▶ **WRITTEN PROBLEM**
Which lines hold the word "JSON"? Show each of them.

▶ **TASK INPUT**
++++++++
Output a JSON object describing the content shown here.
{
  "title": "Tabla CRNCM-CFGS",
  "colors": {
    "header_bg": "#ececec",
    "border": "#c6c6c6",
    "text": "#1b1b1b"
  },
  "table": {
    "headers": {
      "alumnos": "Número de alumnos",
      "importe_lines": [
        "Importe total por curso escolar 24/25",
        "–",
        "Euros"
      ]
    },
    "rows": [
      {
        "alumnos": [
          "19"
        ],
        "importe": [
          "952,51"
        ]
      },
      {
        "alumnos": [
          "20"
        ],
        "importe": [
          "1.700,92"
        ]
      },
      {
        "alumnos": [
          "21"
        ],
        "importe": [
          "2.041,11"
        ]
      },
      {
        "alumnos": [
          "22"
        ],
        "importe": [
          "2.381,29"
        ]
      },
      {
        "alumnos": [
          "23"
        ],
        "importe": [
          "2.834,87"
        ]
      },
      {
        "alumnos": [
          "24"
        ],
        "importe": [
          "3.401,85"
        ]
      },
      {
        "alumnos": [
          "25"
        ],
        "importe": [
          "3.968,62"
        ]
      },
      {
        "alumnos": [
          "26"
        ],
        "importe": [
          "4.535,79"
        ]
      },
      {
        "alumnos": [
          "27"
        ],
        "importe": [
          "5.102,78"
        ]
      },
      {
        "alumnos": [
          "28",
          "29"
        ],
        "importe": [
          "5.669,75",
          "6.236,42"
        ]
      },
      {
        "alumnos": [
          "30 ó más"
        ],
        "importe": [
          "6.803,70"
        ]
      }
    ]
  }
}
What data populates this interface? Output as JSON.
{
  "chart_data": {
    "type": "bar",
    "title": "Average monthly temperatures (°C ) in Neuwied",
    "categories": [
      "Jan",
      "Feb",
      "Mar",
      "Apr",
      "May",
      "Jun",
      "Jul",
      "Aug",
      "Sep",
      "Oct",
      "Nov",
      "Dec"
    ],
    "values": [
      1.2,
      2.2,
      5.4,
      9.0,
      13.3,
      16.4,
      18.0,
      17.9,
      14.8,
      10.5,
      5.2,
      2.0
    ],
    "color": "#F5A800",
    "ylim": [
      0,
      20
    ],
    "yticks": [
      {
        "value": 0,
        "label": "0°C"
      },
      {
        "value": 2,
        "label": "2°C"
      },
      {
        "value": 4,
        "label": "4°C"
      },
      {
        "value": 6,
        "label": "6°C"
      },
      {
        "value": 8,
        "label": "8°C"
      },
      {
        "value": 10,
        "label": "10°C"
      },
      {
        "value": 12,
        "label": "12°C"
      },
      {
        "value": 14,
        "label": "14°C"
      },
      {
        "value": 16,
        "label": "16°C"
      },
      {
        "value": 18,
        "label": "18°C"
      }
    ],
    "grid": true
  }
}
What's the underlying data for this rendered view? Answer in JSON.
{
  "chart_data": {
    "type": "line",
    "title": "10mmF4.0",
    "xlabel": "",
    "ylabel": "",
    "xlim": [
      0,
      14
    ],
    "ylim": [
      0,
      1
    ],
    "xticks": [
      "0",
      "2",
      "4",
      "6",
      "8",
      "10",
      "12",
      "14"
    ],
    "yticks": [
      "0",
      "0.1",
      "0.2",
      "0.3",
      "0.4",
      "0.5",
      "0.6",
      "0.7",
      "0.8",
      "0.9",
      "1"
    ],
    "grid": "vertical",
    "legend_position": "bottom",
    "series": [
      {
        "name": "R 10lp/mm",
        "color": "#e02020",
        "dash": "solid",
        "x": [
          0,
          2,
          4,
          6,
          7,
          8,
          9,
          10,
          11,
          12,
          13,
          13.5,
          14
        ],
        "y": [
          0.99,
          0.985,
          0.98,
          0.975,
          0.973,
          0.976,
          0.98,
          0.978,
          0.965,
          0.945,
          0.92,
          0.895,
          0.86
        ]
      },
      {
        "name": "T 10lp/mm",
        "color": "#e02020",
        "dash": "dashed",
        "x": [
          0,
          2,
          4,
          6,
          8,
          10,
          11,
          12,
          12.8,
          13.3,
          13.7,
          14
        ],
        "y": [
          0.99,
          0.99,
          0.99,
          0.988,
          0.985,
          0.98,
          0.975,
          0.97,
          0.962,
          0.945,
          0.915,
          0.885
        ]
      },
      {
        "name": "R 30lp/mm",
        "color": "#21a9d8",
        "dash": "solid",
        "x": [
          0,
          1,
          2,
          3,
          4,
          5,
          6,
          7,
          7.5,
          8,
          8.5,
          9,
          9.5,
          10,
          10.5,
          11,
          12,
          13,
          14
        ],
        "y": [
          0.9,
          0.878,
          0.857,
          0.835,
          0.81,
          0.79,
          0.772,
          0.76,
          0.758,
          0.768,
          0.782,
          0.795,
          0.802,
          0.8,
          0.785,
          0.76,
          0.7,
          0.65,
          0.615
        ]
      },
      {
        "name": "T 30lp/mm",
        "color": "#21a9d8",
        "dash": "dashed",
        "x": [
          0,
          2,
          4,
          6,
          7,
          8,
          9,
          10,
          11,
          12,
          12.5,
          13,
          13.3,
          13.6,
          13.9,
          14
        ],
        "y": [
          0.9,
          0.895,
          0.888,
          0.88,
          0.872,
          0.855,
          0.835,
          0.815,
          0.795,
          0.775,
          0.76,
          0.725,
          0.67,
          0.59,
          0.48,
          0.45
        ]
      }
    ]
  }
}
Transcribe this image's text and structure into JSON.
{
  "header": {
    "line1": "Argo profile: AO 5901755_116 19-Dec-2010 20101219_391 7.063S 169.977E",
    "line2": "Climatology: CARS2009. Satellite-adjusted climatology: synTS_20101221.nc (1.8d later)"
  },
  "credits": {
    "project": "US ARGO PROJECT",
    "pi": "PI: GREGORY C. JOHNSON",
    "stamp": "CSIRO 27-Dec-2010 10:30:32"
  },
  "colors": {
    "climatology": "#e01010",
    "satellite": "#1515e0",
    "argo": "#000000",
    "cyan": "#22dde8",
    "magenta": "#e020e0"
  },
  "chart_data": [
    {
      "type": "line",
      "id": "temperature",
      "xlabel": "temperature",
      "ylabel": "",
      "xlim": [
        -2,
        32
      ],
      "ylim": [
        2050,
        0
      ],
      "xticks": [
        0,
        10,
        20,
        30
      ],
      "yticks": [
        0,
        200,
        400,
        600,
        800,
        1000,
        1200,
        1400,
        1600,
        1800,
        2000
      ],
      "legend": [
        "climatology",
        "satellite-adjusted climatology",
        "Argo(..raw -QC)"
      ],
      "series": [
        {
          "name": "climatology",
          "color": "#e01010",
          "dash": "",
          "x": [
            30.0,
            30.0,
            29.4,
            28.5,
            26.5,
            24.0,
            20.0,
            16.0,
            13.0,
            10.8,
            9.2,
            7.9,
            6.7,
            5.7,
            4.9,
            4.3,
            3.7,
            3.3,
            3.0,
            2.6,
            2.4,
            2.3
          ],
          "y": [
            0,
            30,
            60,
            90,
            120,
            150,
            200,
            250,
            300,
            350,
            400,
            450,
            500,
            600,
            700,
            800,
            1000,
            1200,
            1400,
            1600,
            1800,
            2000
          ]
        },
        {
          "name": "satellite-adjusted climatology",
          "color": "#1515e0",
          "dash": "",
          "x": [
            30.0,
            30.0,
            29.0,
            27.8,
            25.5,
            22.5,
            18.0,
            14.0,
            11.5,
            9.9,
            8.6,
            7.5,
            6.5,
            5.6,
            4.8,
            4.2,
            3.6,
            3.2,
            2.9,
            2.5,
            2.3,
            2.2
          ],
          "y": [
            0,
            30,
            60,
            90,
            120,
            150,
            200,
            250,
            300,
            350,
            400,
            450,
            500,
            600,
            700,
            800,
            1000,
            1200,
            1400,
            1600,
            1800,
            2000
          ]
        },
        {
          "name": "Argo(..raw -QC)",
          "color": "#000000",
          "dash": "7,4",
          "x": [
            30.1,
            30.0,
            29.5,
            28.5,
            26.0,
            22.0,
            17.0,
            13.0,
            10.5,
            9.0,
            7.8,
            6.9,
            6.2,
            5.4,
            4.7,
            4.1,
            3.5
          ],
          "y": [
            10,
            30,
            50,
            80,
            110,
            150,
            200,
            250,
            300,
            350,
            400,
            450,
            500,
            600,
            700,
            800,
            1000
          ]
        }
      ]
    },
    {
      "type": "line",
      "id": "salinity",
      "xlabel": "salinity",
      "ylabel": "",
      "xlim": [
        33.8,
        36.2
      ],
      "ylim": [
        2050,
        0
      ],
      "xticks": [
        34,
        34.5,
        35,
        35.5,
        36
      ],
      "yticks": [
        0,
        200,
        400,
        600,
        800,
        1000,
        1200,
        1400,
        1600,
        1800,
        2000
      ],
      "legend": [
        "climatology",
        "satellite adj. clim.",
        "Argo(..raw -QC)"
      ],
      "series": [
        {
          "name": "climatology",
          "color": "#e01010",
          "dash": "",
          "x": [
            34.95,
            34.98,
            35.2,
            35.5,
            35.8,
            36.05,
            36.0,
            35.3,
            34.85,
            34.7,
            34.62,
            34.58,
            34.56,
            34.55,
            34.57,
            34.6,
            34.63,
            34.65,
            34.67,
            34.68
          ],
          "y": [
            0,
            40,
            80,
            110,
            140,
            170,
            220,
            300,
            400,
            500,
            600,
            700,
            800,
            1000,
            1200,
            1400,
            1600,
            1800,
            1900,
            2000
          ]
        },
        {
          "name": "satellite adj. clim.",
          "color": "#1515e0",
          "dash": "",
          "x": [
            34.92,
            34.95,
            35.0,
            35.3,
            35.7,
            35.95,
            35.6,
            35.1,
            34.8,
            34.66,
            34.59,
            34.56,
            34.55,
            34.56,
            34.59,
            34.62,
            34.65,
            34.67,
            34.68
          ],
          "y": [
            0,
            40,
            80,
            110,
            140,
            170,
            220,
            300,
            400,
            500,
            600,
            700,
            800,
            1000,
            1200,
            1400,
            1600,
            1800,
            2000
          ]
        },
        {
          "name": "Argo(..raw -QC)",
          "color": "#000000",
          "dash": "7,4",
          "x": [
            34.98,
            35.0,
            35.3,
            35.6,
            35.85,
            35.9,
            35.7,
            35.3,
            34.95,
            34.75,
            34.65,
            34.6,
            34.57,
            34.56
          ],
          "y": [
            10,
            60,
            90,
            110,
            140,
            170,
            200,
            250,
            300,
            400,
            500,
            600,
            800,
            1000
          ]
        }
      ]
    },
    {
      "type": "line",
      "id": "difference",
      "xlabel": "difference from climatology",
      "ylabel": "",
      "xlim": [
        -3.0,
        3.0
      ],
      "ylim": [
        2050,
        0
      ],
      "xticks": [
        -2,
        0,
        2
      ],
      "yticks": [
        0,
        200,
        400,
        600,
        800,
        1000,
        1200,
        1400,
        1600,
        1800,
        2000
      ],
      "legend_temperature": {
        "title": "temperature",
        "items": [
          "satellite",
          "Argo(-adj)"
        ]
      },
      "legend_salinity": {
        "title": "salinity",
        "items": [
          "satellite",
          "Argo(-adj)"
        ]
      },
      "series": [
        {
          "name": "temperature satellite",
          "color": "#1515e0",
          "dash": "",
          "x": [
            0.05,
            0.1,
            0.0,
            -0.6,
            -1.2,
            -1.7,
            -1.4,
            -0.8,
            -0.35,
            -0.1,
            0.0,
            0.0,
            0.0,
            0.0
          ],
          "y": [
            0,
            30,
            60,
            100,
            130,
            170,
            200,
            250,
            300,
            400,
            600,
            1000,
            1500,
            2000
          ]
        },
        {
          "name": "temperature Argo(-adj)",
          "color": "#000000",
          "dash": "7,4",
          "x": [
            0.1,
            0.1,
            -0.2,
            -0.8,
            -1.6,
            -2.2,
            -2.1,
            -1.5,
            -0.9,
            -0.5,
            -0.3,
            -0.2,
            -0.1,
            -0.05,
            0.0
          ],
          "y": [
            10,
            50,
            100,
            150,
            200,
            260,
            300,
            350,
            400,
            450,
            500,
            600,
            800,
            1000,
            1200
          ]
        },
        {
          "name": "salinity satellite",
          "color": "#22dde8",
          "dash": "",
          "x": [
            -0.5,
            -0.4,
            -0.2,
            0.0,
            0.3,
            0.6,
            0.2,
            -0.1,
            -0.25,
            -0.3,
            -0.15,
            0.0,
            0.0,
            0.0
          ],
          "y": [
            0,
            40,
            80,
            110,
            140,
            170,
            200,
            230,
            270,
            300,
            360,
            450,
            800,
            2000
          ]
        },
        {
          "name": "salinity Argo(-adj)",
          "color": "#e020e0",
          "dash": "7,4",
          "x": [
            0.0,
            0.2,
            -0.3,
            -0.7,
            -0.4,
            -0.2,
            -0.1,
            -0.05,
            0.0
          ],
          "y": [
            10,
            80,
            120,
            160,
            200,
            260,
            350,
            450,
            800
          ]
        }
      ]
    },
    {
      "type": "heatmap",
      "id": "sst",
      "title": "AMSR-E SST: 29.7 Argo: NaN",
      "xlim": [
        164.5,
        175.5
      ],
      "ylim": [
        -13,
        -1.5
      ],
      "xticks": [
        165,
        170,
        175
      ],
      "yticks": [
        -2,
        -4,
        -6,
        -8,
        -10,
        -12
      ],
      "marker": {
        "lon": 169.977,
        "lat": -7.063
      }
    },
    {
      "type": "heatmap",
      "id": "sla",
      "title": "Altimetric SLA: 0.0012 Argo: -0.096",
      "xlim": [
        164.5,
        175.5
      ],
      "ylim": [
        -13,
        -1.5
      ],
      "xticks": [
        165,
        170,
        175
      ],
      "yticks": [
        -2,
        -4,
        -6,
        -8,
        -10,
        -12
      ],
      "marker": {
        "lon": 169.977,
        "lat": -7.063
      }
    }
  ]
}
++++++++
▶ **REPLY TO THE TASK**
Output a JSON object describing the content shown here.
What data populates this interface? Output as JSON.
What's the underlying data for this rendered view? Answer in JSON.
Transcribe this image's text and structure into JSON.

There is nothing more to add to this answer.